Chart and figure data
########
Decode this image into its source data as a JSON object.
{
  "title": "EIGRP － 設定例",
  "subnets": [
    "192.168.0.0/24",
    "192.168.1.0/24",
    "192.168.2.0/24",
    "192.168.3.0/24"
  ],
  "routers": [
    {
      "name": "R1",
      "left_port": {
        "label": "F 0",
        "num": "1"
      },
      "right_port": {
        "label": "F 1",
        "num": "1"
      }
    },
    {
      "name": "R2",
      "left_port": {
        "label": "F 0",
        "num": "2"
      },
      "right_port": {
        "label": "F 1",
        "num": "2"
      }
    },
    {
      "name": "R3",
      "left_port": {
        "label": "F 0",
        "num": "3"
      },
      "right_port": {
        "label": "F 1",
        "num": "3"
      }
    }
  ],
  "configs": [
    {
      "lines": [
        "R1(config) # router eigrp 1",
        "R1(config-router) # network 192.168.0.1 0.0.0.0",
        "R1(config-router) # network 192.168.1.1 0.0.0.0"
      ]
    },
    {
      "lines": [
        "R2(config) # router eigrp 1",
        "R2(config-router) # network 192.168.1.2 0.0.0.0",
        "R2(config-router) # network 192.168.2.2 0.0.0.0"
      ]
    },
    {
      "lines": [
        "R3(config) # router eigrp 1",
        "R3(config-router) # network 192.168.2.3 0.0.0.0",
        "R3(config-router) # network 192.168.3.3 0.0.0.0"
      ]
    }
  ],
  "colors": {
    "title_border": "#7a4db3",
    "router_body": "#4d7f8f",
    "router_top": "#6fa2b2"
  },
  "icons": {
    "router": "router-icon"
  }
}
########
INSTRUCTION:
Copy every record above exactly as it appears.

WORKED SOLUTION:
Decode this image into its source data as a JSON object.
{
  "title": "EIGRP － 設定例",
  "subnets": [
    "192.168.0.0/24",
    "192.168.1.0/24",
    "192.168.2.0/24",
    "192.168.3.0/24"
  ],
  "routers": [
    {
      "name": "R1",
      "left_port": {
        "label": "F 0",
        "num": "1"
      },
      "right_port": {
        "label": "F 1",
        "num": "1"
      }
    },
    {
      "name": "R2",
      "left_port": {
        "label": "F 0",
        "num": "2"
      },
      "right_port": {
        "label": "F 1",
        "num": "2"
      }
    },
    {
      "name": "R3",
      "left_port": {
        "label": "F 0",
        "num": "3"
      },
      "right_port": {
        "label": "F 1",
        "num": "3"
      }
    }
  ],
  "configs": [
    {
      "lines": [
        "R1(config) # router eigrp 1",
        "R1(config-router) # network 192.168.0.1 0.0.0.0",
        "R1(config-router) # network 192.168.1.1 0.0.0.0"
      ]
    },
    {
      "lines": [
        "R2(config) # router eigrp 1",
        "R2(config-router) # network 192.168.1.2 0.0.0.0",
        "R2(config-router) # network 192.168.2.2 0.0.0.0"
      ]
    },
    {
      "lines": [
        "R3(config) # router eigrp 1",
        "R3(config-router) # network 192.168.2.3 0.0.0.0",
        "R3(config-router) # network 192.168.3.3 0.0.0.0"
      ]
    }
  ],
  "colors": {
    "title_border": "#7a4db3",
    "router_body": "#4d7f8f",
    "router_top": "#6fa2b2"
  },
  "icons": {
    "router": "router-icon"
  }
}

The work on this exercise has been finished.